Problem requirements — Repeat every line below exactly as it reads.

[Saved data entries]
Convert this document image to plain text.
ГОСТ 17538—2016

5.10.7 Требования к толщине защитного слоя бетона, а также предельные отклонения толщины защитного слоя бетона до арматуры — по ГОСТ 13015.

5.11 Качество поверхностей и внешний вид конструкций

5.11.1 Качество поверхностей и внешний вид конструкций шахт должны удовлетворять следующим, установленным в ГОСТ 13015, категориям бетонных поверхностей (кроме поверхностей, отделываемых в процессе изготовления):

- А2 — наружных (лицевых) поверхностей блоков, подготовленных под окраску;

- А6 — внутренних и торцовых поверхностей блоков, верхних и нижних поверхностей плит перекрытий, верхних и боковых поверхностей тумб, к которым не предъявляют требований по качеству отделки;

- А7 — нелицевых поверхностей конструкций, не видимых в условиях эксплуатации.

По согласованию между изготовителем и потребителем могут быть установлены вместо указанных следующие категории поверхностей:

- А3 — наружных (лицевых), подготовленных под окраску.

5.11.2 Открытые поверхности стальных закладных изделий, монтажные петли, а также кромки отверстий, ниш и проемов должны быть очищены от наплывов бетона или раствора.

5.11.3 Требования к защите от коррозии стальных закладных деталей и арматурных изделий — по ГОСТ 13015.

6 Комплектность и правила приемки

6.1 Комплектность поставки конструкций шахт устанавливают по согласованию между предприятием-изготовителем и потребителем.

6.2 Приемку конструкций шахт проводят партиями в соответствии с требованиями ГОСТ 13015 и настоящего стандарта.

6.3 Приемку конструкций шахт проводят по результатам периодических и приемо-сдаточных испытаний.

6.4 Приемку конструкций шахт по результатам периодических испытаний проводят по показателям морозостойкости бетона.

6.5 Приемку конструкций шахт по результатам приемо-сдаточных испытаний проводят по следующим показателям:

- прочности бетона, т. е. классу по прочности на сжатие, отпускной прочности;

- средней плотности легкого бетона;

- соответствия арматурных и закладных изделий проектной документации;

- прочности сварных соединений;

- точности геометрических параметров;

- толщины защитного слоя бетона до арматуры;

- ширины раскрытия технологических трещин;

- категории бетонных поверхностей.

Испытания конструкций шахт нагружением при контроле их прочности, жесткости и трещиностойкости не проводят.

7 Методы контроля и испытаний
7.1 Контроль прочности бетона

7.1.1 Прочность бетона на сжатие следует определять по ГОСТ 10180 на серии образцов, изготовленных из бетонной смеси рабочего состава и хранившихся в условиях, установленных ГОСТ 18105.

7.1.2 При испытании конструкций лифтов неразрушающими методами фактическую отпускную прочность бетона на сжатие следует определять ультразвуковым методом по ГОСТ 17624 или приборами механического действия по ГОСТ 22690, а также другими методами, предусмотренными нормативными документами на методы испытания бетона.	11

Exercise response —
Convert this document image to plain text.
ГОСТ 17538—2016

5.10.7 Требования к толщине защитного слоя бетона, а также предельные отклонения толщины защитного слоя бетона до арматуры — по ГОСТ 13015.

5.11 Качество поверхностей и внешний вид конструкций

5.11.1 Качество поверхностей и внешний вид конструкций шахт должны удовлетворять следующим, установленным в ГОСТ 13015, категориям бетонных поверхностей (кроме поверхностей, отделываемых в процессе изготовления):

- А2 — наружных (лицевых) поверхностей блоков, подготовленных под окраску;

- А6 — внутренних и торцовых поверхностей блоков, верхних и нижних поверхностей плит перекрытий, верхних и боковых поверхностей тумб, к которым не предъявляют требований по качеству отделки;

- А7 — нелицевых поверхностей конструкций, не видимых в условиях эксплуатации.

По согласованию между изготовителем и потребителем могут быть установлены вместо указанных следующие категории поверхностей:

- А3 — наружных (лицевых), подготовленных под окраску.

5.11.2 Открытые поверхности стальных закладных изделий, монтажные петли, а также кромки отверстий, ниш и проемов должны быть очищены от наплывов бетона или раствора.

5.11.3 Требования к защите от коррозии стальных закладных деталей и арматурных изделий — по ГОСТ 13015.

6 Комплектность и правила приемки

6.1 Комплектность поставки конструкций шахт устанавливают по согласованию между предприятием-изготовителем и потребителем.

6.2 Приемку конструкций шахт проводят партиями в соответствии с требованиями ГОСТ 13015 и настоящего стандарта.

6.3 Приемку конструкций шахт проводят по результатам периодических и приемо-сдаточных испытаний.

6.4 Приемку конструкций шахт по результатам периодических испытаний проводят по показателям морозостойкости бетона.

6.5 Приемку конструкций шахт по результатам приемо-сдаточных испытаний проводят по следующим показателям:

- прочности бетона, т. е. классу по прочности на сжатие, отпускной прочности;

- средней плотности легкого бетона;

- соответствия арматурных и закладных изделий проектной документации;

- прочности сварных соединений;

- точности геометрических параметров;

- толщины защитного слоя бетона до арматуры;

- ширины раскрытия технологических трещин;

- категории бетонных поверхностей.

Испытания конструкций шахт нагружением при контроле их прочности, жесткости и трещиностойкости не проводят.

7 Методы контроля и испытаний
7.1 Контроль прочности бетона

7.1.1 Прочность бетона на сжатие следует определять по ГОСТ 10180 на серии образцов, изготовленных из бетонной смеси рабочего состава и хранившихся в условиях, установленных ГОСТ 18105.

7.1.2 При испытании конструкций лифтов неразрушающими методами фактическую отпускную прочность бетона на сжатие следует определять ультразвуковым методом по ГОСТ 17624 или приборами механического действия по ГОСТ 22690, а также другими методами, предусмотренными нормативными документами на методы испытания бетона.	11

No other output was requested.